=== Section Start ===

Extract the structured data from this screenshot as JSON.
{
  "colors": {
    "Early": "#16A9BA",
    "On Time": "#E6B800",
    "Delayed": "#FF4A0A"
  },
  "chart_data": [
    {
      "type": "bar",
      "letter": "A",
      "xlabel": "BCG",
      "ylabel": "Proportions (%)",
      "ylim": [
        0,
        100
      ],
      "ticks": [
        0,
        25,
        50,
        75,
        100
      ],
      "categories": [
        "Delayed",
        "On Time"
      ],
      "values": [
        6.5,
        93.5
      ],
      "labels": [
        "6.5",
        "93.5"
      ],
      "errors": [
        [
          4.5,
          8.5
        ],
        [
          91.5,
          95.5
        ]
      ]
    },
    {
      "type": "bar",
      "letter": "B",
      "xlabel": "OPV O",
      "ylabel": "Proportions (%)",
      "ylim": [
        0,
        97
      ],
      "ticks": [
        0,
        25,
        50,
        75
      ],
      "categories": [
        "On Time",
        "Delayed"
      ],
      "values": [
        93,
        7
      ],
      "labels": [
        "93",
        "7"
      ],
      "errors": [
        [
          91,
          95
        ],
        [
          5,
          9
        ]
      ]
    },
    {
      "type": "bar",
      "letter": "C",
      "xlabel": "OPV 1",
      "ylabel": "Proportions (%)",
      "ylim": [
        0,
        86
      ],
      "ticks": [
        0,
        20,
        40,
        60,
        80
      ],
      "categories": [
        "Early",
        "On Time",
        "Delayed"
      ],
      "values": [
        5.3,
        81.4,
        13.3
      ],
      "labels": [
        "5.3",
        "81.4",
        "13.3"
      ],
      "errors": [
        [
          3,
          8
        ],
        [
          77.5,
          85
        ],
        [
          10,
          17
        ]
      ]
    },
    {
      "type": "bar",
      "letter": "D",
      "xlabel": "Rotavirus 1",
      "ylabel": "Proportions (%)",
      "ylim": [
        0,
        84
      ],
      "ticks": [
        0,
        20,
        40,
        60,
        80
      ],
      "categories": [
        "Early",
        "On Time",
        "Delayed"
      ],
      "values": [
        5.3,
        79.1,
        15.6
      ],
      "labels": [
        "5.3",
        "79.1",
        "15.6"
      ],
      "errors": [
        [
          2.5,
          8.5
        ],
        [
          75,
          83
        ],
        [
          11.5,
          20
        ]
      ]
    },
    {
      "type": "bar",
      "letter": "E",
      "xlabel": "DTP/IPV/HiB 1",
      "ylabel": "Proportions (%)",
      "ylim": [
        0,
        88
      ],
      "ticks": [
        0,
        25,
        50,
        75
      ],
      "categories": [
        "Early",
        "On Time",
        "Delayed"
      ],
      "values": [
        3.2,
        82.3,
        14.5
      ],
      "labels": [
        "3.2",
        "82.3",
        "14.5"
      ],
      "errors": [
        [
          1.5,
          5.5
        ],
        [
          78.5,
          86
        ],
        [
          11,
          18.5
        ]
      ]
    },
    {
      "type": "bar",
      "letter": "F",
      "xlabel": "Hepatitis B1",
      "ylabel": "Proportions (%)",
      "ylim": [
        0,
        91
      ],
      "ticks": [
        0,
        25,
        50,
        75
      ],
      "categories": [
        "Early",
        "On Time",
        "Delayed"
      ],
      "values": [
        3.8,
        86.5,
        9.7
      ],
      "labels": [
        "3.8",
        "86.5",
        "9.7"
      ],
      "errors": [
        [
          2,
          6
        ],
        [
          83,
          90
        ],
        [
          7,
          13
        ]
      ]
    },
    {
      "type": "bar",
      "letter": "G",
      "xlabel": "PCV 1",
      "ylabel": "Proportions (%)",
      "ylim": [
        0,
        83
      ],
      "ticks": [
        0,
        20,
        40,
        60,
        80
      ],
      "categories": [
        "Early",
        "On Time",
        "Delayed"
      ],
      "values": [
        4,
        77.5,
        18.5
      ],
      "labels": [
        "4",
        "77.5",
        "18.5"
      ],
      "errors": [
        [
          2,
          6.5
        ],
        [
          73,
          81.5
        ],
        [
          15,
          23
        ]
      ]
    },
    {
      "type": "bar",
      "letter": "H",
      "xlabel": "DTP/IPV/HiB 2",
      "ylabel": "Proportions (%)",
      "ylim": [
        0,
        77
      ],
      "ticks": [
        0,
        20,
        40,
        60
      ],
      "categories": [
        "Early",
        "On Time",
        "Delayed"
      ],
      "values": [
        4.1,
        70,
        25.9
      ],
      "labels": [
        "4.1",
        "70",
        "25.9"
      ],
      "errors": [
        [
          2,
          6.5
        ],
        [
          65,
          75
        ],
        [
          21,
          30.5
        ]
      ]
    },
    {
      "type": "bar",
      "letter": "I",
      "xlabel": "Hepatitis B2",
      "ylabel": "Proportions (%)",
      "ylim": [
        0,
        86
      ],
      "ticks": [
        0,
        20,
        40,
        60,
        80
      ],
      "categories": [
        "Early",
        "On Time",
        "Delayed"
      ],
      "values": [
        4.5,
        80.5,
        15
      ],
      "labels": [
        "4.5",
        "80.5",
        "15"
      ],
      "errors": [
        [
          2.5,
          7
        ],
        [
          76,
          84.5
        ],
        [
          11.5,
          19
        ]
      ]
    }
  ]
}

=== Section End ===

From the records above, copy every line that holds the word "xlabel".

▶ Response box:
      "xlabel": "BCG",
      "xlabel": "OPV O",
      "xlabel": "OPV 1",
      "xlabel": "Rotavirus 1",
      "xlabel": "DTP/IPV/HiB 1",
      "xlabel": "Hepatitis B1",
      "xlabel": "PCV 1",
      "xlabel": "DTP/IPV/HiB 2",
      "xlabel": "Hepatitis B2",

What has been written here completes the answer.